## Given problem:
Only lines with the string "simulated" matter here; gather them from the material below.
## Start
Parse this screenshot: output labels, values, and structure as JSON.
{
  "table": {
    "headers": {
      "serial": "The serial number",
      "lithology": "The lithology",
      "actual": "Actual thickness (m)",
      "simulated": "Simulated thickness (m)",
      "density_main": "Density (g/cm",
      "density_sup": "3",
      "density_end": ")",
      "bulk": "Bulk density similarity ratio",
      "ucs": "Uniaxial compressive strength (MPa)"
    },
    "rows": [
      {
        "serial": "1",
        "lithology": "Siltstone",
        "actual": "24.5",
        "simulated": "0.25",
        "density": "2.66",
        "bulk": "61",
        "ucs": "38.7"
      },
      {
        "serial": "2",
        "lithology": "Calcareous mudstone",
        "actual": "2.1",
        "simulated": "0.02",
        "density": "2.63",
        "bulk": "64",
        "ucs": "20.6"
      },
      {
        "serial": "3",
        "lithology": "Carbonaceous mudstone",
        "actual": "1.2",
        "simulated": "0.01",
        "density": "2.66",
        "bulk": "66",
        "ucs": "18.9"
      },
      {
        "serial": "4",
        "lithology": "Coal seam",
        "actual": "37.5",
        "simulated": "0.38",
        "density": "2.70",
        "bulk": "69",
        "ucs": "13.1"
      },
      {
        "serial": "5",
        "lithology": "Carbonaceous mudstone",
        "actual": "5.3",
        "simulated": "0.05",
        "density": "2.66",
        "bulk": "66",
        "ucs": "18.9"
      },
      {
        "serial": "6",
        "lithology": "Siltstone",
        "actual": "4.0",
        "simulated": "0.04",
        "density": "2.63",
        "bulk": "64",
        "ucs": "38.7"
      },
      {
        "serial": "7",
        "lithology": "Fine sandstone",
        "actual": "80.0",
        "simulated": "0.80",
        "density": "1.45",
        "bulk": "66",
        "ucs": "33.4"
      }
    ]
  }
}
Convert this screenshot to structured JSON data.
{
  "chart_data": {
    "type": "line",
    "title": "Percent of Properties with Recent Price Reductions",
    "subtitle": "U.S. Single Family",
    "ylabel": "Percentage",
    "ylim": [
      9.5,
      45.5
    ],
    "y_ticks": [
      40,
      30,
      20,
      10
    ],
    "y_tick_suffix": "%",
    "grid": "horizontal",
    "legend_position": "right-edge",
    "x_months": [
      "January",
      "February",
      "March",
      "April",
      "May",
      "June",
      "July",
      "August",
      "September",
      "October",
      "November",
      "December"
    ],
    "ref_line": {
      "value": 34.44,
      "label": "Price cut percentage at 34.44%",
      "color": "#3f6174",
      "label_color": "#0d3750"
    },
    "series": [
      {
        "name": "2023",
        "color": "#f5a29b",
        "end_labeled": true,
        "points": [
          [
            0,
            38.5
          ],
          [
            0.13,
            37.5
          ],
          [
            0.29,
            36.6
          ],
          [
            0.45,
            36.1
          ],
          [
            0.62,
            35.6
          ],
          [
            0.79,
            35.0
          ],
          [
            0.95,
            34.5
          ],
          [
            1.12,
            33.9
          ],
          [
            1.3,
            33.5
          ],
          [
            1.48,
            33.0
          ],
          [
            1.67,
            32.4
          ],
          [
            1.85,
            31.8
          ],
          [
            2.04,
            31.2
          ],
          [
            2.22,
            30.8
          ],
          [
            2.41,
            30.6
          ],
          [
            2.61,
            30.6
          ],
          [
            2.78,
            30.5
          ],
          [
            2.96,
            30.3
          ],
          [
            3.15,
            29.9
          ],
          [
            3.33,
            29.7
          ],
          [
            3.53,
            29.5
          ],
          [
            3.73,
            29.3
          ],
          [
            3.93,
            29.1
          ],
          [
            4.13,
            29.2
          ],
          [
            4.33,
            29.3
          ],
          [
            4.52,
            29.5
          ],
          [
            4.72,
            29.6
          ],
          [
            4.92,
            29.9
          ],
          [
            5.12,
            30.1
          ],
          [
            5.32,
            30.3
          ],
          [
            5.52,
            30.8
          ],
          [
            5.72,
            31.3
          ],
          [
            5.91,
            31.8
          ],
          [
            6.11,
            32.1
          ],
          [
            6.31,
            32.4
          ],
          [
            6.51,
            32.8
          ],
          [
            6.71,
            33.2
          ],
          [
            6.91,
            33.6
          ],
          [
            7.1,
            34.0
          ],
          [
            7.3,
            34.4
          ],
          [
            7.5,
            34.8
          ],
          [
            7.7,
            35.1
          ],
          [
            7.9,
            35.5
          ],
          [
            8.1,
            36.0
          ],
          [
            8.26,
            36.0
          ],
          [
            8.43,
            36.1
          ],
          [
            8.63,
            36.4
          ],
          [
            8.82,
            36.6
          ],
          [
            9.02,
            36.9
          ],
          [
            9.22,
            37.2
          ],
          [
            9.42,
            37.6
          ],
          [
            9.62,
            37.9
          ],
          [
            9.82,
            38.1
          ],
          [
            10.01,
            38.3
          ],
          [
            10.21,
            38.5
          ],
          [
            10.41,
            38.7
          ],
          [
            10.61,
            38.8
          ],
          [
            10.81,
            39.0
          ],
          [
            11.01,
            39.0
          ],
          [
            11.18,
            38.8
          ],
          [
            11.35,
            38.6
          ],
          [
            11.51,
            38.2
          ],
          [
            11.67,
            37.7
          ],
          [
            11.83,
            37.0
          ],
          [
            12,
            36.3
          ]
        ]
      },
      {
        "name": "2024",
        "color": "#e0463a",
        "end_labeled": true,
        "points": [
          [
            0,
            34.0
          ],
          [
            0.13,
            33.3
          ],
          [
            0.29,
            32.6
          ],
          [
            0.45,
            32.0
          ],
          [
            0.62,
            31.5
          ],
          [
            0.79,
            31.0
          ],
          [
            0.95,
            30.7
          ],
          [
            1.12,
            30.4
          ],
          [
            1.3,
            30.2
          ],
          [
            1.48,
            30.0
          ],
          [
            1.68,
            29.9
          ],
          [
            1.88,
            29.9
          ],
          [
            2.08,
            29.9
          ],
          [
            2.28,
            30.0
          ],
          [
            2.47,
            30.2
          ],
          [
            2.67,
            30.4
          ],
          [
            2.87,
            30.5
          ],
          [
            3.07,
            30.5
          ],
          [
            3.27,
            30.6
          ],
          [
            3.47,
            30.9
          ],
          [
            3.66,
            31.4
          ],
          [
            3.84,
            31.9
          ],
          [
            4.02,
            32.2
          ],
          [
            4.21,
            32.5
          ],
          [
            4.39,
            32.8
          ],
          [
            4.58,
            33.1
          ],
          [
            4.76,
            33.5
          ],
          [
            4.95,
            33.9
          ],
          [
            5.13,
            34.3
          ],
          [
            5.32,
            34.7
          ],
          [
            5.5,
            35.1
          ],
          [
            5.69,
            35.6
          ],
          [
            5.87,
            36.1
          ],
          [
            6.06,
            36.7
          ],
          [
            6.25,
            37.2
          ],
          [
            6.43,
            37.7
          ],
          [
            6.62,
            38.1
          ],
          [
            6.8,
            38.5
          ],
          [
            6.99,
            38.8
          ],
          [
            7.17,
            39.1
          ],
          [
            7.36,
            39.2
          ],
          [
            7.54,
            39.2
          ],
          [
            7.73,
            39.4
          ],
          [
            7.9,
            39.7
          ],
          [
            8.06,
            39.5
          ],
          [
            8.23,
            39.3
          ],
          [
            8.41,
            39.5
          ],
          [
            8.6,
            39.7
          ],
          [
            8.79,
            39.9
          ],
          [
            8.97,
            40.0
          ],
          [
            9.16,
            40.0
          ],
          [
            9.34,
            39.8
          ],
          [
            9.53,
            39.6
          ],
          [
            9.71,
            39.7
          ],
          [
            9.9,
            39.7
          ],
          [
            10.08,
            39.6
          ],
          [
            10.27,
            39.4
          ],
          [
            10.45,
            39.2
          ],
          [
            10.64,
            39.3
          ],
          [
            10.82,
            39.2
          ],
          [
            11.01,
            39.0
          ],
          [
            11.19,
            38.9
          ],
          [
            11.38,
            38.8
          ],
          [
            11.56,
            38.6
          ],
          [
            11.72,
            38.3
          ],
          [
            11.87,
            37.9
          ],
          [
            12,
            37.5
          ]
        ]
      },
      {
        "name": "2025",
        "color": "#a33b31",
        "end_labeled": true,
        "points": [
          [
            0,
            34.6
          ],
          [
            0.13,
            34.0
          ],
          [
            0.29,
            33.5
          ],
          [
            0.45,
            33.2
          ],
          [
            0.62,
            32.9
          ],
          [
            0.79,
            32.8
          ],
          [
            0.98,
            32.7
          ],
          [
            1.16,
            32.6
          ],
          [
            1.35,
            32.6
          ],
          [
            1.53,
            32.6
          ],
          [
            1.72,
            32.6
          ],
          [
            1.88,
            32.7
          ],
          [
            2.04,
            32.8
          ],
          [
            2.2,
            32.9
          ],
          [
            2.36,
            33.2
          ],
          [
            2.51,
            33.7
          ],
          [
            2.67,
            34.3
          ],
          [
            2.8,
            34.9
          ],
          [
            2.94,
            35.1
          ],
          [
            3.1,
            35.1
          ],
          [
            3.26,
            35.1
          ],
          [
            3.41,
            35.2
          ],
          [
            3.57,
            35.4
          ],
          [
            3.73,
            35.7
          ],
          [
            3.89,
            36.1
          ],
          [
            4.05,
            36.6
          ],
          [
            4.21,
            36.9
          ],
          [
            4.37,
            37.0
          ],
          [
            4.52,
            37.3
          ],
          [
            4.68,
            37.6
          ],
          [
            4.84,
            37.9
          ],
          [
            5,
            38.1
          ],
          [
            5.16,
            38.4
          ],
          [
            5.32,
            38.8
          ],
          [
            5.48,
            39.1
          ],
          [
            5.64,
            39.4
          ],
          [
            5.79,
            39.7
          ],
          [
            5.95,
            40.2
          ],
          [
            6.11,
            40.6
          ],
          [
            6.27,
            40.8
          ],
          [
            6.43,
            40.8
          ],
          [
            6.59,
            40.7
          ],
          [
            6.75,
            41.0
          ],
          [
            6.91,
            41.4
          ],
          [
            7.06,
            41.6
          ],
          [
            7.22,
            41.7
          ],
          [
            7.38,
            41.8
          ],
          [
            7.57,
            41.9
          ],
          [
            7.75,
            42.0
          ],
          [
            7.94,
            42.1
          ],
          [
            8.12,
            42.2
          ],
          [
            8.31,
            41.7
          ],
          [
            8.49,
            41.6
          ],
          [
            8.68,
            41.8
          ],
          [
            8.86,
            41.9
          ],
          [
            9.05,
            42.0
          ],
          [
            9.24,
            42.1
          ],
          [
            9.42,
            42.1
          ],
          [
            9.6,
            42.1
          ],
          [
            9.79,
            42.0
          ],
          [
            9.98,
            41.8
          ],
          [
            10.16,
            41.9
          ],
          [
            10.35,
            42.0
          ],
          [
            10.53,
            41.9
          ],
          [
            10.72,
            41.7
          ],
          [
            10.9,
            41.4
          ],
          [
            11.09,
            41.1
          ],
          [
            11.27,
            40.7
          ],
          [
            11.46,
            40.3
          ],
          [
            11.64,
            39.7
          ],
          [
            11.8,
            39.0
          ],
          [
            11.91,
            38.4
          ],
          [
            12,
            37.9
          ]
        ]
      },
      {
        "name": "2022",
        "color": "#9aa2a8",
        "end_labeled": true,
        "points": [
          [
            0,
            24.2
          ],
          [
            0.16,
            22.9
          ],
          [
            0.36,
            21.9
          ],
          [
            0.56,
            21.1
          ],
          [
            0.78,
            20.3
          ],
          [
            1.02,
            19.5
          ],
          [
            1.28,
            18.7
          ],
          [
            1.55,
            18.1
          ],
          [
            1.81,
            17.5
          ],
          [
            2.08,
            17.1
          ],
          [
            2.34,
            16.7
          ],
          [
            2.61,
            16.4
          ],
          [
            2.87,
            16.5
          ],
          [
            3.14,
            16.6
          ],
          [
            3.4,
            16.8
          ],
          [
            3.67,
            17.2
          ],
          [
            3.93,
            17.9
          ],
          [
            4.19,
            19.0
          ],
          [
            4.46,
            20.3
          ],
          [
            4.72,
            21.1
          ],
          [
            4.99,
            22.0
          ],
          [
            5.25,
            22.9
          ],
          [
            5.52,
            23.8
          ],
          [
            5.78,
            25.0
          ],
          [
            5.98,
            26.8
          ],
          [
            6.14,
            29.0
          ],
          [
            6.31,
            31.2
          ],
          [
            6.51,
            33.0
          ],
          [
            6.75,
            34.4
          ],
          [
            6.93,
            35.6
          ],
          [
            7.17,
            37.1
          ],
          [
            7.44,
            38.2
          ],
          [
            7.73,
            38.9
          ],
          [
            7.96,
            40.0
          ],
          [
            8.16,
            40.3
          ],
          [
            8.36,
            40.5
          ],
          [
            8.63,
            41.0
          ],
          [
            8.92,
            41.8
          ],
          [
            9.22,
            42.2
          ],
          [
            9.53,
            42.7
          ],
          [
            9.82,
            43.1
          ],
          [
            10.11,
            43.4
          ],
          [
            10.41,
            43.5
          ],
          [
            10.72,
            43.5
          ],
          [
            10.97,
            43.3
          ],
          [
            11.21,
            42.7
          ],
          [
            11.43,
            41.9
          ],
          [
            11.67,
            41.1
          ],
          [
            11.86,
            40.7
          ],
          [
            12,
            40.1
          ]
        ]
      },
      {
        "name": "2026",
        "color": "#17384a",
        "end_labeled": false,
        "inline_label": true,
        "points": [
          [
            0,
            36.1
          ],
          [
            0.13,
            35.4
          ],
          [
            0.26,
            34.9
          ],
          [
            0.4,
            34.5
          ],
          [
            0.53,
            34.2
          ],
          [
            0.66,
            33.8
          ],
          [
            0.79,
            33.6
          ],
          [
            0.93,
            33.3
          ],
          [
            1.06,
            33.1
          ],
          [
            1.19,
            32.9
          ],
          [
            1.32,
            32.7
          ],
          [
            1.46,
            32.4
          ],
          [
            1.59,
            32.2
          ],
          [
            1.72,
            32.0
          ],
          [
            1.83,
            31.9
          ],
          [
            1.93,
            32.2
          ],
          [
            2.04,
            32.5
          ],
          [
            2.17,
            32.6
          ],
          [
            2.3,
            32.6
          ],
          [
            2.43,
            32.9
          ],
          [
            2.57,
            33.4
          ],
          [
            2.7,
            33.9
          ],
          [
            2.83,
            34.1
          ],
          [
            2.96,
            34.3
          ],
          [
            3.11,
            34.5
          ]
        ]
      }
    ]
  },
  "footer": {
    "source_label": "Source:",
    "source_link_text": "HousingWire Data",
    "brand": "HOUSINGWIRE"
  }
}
## End
## Complete response:
      "simulated": "Simulated thickness (m)",
        "simulated": "0.25",
        "simulated": "0.02",
        "simulated": "0.01",
        "simulated": "0.38",
        "simulated": "0.05",
        "simulated": "0.04",
        "simulated": "0.80",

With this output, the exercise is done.